[START OF TEXT SECTION]

The same process can be used for other non-technical roles within the company but each step is adapted so that it’s relevant to the role:

  • Identify places where important information or products are stored and determine at what level these items are at risk.
  • Protect data and products with strong passwords, multi-factor authentication, lockpick resistant physical locks, backup digital storage, store paper copies in separate locales, keep your desk clean of PII when not in use.
  • Detect incidents by monitoring the office space with cameras, keeping documents organized so that missing documents are easily recognized, etc.
  • Respond to suspected incidents by following procedures to communicate with management, security personnel, and authorities if appropriate.
  • Recover from data loss by restoring digital storage backups, restoring original documents from copies, etc.

Some of the above examples can apply to both non-technical and technical roles. All roles should actively engage in protecting company and personal data.

In summary, security can often be a mysterious, difficult, or even frightening topic, but it can be broken down into pieces and steps just like any clearly defined goal. Risk management is a common way to frame information security into a context that makes sense for all types of security not just cybersecurity. Risk management can be broken down into three easy steps: identify risks, calculate their severity, and prioritize mitigation.

[END OF TEXT SECTION]

## TASKS TO COMPLETE
A. Copy out the security passage word for word, beginning at the words "Some of the" and stopping after "and prioritize mitigation.".
B. Write the next part of the security passage, picking up after its final sentence.

[START OF DATA EXTRACT]

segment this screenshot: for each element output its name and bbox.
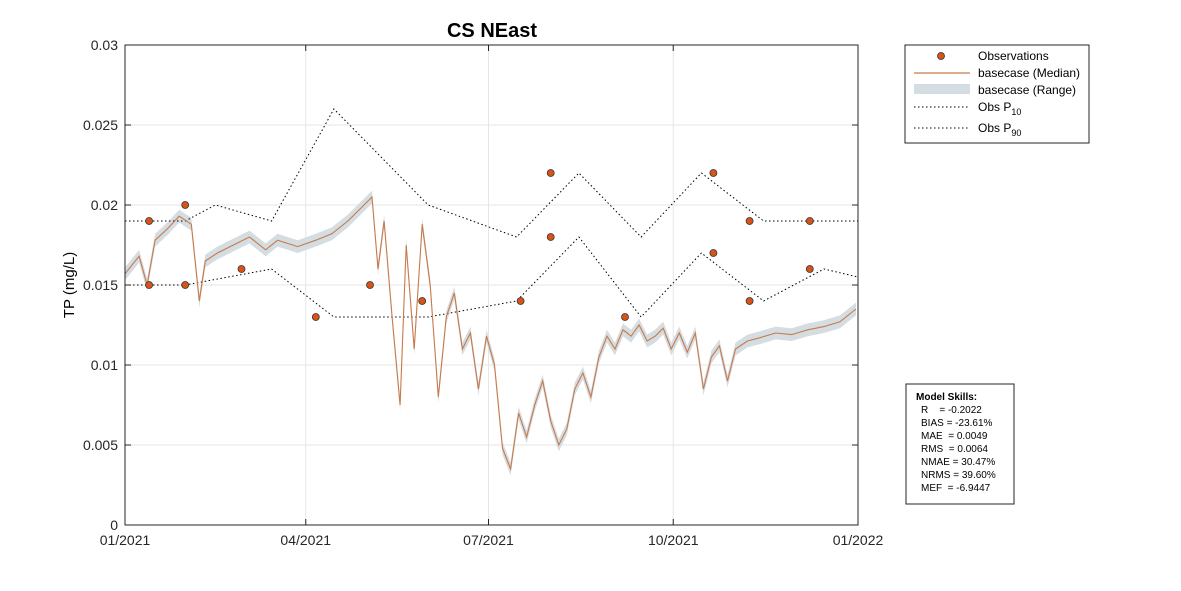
observation-point <box>237 265 246 273</box>
x-tick-label: 04/2021 <box>280 532 331 548</box>
median-polyline <box>124 195 857 472</box>
obs-p90-polyline <box>125 108 858 238</box>
observation-point <box>745 217 754 225</box>
y-axis: 0 0.005 0.01 0.015 0.02 0.025 0.03 <box>83 37 858 533</box>
x-axis: 01/2021 04/2021 07/2021 10/2021 01/2022 <box>100 45 884 548</box>
obs-p10-line <box>125 236 859 318</box>
obs-p10-polyline <box>125 236 859 318</box>
model-skills-title: Model Skills: <box>916 392 977 403</box>
observation-point <box>745 297 754 305</box>
legend: Observations basecase (Median) basecase … <box>904 44 1090 144</box>
model-skill-line: BIAS = -23.61% <box>921 418 993 429</box>
model-skills-frame <box>905 383 1015 505</box>
x-tick-label: 10/2021 <box>648 532 699 548</box>
model-skill-line: NRMS = 39.60% <box>921 470 996 481</box>
observation-point <box>516 297 525 305</box>
y-tick-label: 0.015 <box>83 277 118 293</box>
observation-point <box>546 169 555 177</box>
model-skill-line: R = -0.2022 <box>921 405 982 416</box>
grid <box>125 45 858 525</box>
observation-point <box>366 281 374 289</box>
y-tick-label: 0.01 <box>91 357 118 373</box>
model-skill-line: RMS = 0.0064 <box>921 444 988 455</box>
observation-point <box>805 265 814 273</box>
y-tick-label: 0.02 <box>91 197 118 213</box>
model-skills-box: Model Skills: R = -0.2022 BIAS = -23.61% M… <box>905 383 1015 505</box>
legend-label-median: basecase (Median) <box>978 66 1080 80</box>
legend-label-p90: Obs P90 <box>978 121 1021 138</box>
chart-title: CS NEast <box>447 20 537 42</box>
y-tick-label: 0.025 <box>83 117 118 133</box>
legend-observation-marker <box>937 52 945 60</box>
observation-point <box>181 201 190 209</box>
observation-point <box>621 313 629 321</box>
median-line <box>124 195 857 472</box>
observation-point <box>181 281 190 289</box>
observation-point <box>145 281 154 289</box>
legend-label-observations: Observations <box>978 49 1049 63</box>
model-skill-line: NMAE = 30.47% <box>921 457 995 468</box>
legend-label-p10: Obs P10 <box>978 100 1021 117</box>
y-tick-label: 0.03 <box>91 37 118 53</box>
obs-p90-line <box>125 108 858 238</box>
legend-label-range: basecase (Range) <box>978 83 1076 97</box>
legend-range-swatch <box>914 84 970 94</box>
x-tick-label: 01/2021 <box>100 532 151 548</box>
observation-point <box>145 217 154 225</box>
x-tick-label: 01/2022 <box>833 532 884 548</box>
y-axis-label: TP (mg/L) <box>61 252 78 318</box>
observation-markers <box>145 169 814 321</box>
observation-point <box>311 313 320 321</box>
model-skill-line: MAE = 0.0049 <box>921 431 988 442</box>
model-skill-line: MEF = -6.9447 <box>921 483 991 494</box>
y-tick-label: 0.005 <box>83 437 118 453</box>
observation-point <box>709 249 718 257</box>
y-tick-label: 0 <box>110 517 118 533</box>
observation-point <box>709 169 718 177</box>
observation-point <box>805 217 814 225</box>
x-tick-label: 07/2021 <box>463 532 514 548</box>
observation-point <box>546 233 555 241</box>
observation-point <box>418 297 427 305</box>
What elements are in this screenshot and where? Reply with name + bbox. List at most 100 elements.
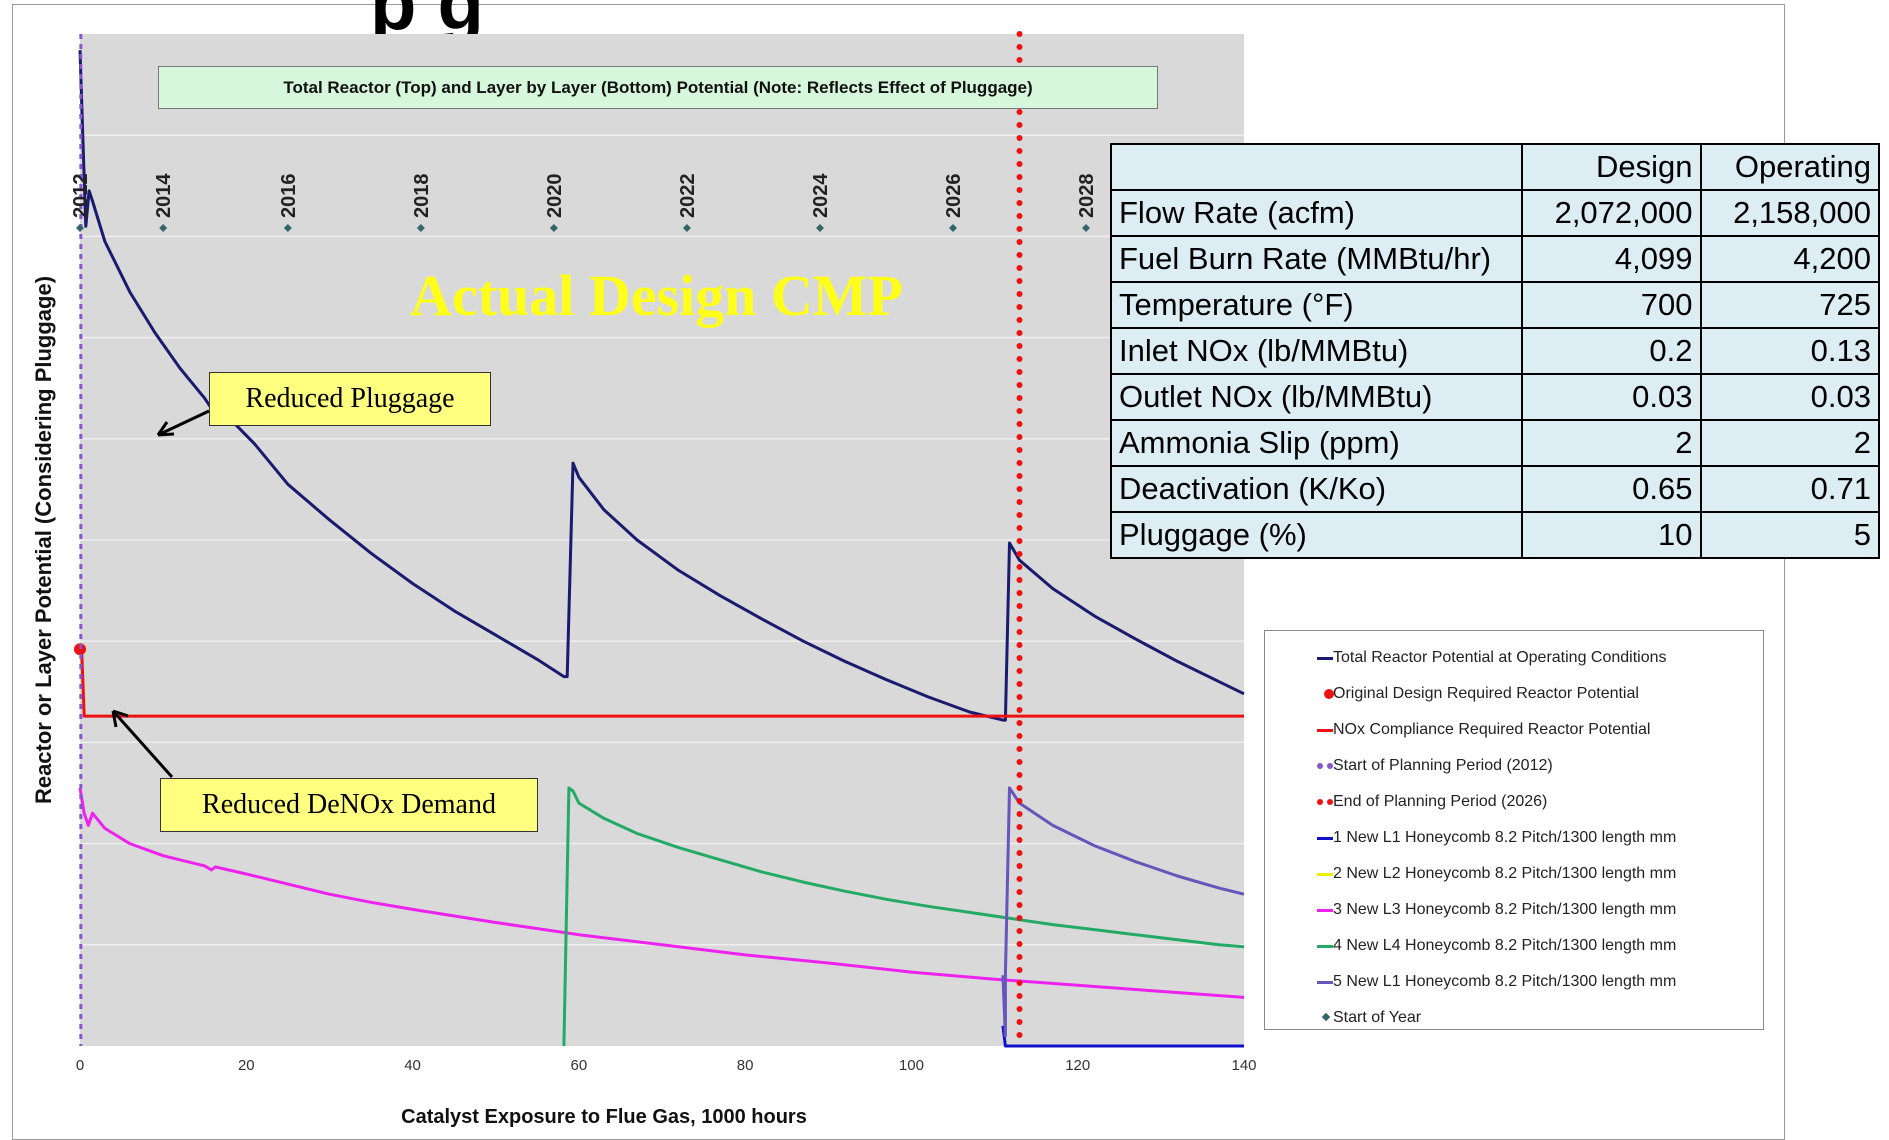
- table-row-label: Fuel Burn Rate (MMBtu/hr): [1110, 235, 1523, 283]
- table-row-label: Ammonia Slip (ppm): [1110, 419, 1523, 467]
- table-row-label: Pluggage (%): [1110, 511, 1523, 559]
- year-marker-diamond: [416, 224, 425, 232]
- legend-label: 3 New L3 Honeycomb 8.2 Pitch/1300 length…: [1333, 901, 1677, 918]
- legend-marker: [1265, 972, 1333, 992]
- table-cell: 2,072,000: [1521, 189, 1702, 237]
- series-line: [78, 647, 1244, 718]
- year-marker-label: 2022: [677, 174, 699, 219]
- table-cell: 0.65: [1521, 465, 1702, 513]
- x-tick-label: 0: [76, 1057, 84, 1074]
- table-cell: 0.03: [1521, 373, 1702, 421]
- year-marker-label: 2012: [70, 174, 92, 219]
- table-row: Outlet NOx (lb/MMBtu) 0.03 0.03: [1110, 373, 1880, 421]
- year-marker-label: 2028: [1076, 174, 1098, 219]
- arrow-reduced-pluggage: [157, 409, 210, 437]
- legend-item: 2 New L2 Honeycomb 8.2 Pitch/1300 length…: [1265, 857, 1676, 891]
- x-tick-label: 100: [899, 1057, 924, 1074]
- arrowhead-reduced-denox: [111, 709, 129, 728]
- callout-reduced-pluggage: Reduced Pluggage: [209, 372, 491, 426]
- legend-item: Start of Planning Period (2012): [1265, 749, 1553, 783]
- series-line: [78, 50, 1245, 722]
- legend-marker: [1265, 936, 1333, 956]
- year-marker-diamond: [949, 224, 957, 232]
- table-cell: 0.2: [1521, 327, 1702, 375]
- x-tick-label: 80: [737, 1057, 754, 1074]
- year-marker-label: 2024: [810, 173, 832, 218]
- year-marker-diamond: [815, 224, 824, 232]
- legend-item: NOx Compliance Required Reactor Potentia…: [1265, 713, 1650, 747]
- x-tick-label: 60: [571, 1057, 588, 1074]
- year-marker-diamond: [159, 224, 168, 232]
- year-marker-label: 2016: [278, 174, 300, 219]
- legend-label: Start of Year: [1333, 1009, 1422, 1026]
- planning-period-lines: [79, 31, 1023, 1049]
- table-header-row: Design Operating: [1110, 143, 1880, 191]
- chart-title-banner: Total Reactor (Top) and Layer by Layer (…: [158, 66, 1158, 109]
- series-line: [562, 786, 1245, 1047]
- table-row-label: Flow Rate (acfm): [1110, 189, 1523, 237]
- table-row: Pluggage (%) 10 5: [1110, 511, 1880, 559]
- legend-item: 1 New L1 Honeycomb 8.2 Pitch/1300 length…: [1265, 821, 1676, 855]
- year-marker-label: 2018: [411, 174, 433, 219]
- year-marker-label: 2014: [153, 173, 175, 218]
- legend-item: Original Design Required Reactor Potenti…: [1265, 677, 1639, 711]
- table-row: Deactivation (K/Ko) 0.65 0.71: [1110, 465, 1880, 513]
- legend-item: 3 New L3 Honeycomb 8.2 Pitch/1300 length…: [1265, 893, 1676, 927]
- legend-item: End of Planning Period (2026): [1265, 785, 1547, 819]
- plot-series: [74, 50, 1245, 1048]
- y-axis-title: Reactor or Layer Potential (Considering …: [31, 275, 56, 805]
- parameter-table: Design Operating Flow Rate (acfm) 2,072,000…: [1110, 143, 1880, 559]
- legend-marker: [1265, 684, 1334, 704]
- legend-label: 2 New L2 Honeycomb 8.2 Pitch/1300 length…: [1333, 865, 1677, 882]
- table-cell: 2: [1699, 419, 1880, 467]
- legend-item: 4 New L4 Honeycomb 8.2 Pitch/1300 length…: [1265, 929, 1676, 963]
- table-cell: 5: [1699, 511, 1880, 559]
- legend-item: Total Reactor Potential at Operating Con…: [1265, 641, 1667, 675]
- legend-label: End of Planning Period (2026): [1333, 793, 1548, 810]
- year-markers: 2012 2014 2016 2018 2020 2022 2024 2026 2028: [70, 173, 1098, 232]
- legend-label: 4 New L4 Honeycomb 8.2 Pitch/1300 length…: [1333, 937, 1677, 954]
- table-row: Fuel Burn Rate (MMBtu/hr) 4,099 4,200: [1110, 235, 1880, 283]
- table-row-label: Inlet NOx (lb/MMBtu): [1110, 327, 1523, 375]
- table-row: Ammonia Slip (ppm) 2 2: [1110, 419, 1880, 467]
- arrowhead-reduced-pluggage: [156, 421, 175, 437]
- series-line: [1001, 1025, 1244, 1048]
- table-header-cell: Design: [1521, 143, 1702, 191]
- year-marker-label: 2020: [544, 174, 566, 219]
- x-tick-label: 40: [404, 1057, 421, 1074]
- legend-item: 5 New L1 Honeycomb 8.2 Pitch/1300 length…: [1265, 965, 1676, 999]
- x-axis-title: Catalyst Exposure to Flue Gas, 1000 hour…: [401, 1106, 807, 1128]
- legend-label: Start of Planning Period (2012): [1333, 757, 1553, 774]
- year-marker-diamond: [549, 224, 558, 232]
- arrow-reduced-denox: [111, 710, 174, 778]
- table-cell: 700: [1521, 281, 1702, 329]
- table-cell: 0.13: [1699, 327, 1880, 375]
- series-line: [1001, 786, 1245, 1038]
- table-row-label: Outlet NOx (lb/MMBtu): [1110, 373, 1523, 421]
- legend-label: Total Reactor Potential at Operating Con…: [1333, 649, 1667, 666]
- legend-label: 1 New L1 Honeycomb 8.2 Pitch/1300 length…: [1333, 829, 1677, 846]
- table-cell: 0.03: [1699, 373, 1880, 421]
- table-row-label: Deactivation (K/Ko): [1110, 465, 1523, 513]
- table-header-blank: [1110, 143, 1523, 191]
- table-cell: 0.71: [1699, 465, 1880, 513]
- x-tick-label: 20: [238, 1057, 255, 1074]
- legend-marker: [1265, 792, 1333, 812]
- legend-marker: [1265, 648, 1333, 668]
- series-line: [78, 787, 1245, 999]
- grid-lines: [80, 134, 1244, 946]
- year-marker-diamond: [76, 224, 84, 232]
- legend-label: NOx Compliance Required Reactor Potentia…: [1333, 721, 1651, 738]
- table-row-label: Temperature (°F): [1110, 281, 1523, 329]
- legend-label: Original Design Required Reactor Potenti…: [1333, 685, 1639, 702]
- legend-label: 5 New L1 Honeycomb 8.2 Pitch/1300 length…: [1333, 973, 1677, 990]
- table-row: Flow Rate (acfm) 2,072,000 2,158,000: [1110, 189, 1880, 237]
- table-cell: 725: [1699, 281, 1880, 329]
- legend: Total Reactor Potential at Operating Con…: [1264, 630, 1764, 1030]
- watermark-text: Actual Design CMP: [410, 263, 903, 328]
- legend-marker: [1265, 720, 1333, 740]
- table-row: Temperature (°F) 700 725: [1110, 281, 1880, 329]
- legend-marker: [1265, 756, 1333, 776]
- year-marker-label: 2026: [943, 174, 965, 219]
- legend-item: Start of Year: [1265, 1001, 1421, 1035]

[END OF DATA EXTRACT]

## RESPONSES BY TASK
A.
Some of the above examples can apply to both non-technical and technical roles. All roles should actively engage in protecting company and personal data.

In summary, security can often be a mysterious, difficult, or even frightening topic, but it can be broken down into pieces and steps just like any clearly defined goal. Risk management is a common way to frame information security into a context that makes sense for all types of security not just cybersecurity. Risk management can be broken down into three easy steps: identify risks, calculate their severity, and prioritize mitigation.

B.
Once a business has completed these steps they can use them as a guide to apply information security controls in five steps: identify, protect, detect, respond, recover. The key is that while a company can never mitigate every risk, they can plan to prioritize mitigations for some and develop procedures to respond to the unknown.If a business is competent in information security management, then it can prove it’s competence to potential partners and customers via third-party attestations. Attestations are awarded by auditing firms and attest that a business conforms to information security standards like SOC 2, ISO, PCI-DSS, HIPAA, etc. Interfaces between clients, and third-party service providers can often open up vulnerabilities to both partners, so information security is often at least of moderate concern before working with another business. Proving competence is a great way to reduce tension and generate trust.

Information security and risk management are not singular efforts, in that they are not completed just once. The process for ensuring information security is iterative. Just as new risks may be identified, the business may produce new products or intellectual property that it wishes to protect. Threat actors also change. Global warming is increasing the likelihood of flooding and extreme weather, hackers have shifted their attention to lower hanging fruit, nation states have become more active in the cyberwarfare space.

The best course of action is to learn from incidents and mistakes and to iterate on information security practices, policies, and procedures on a regular basis.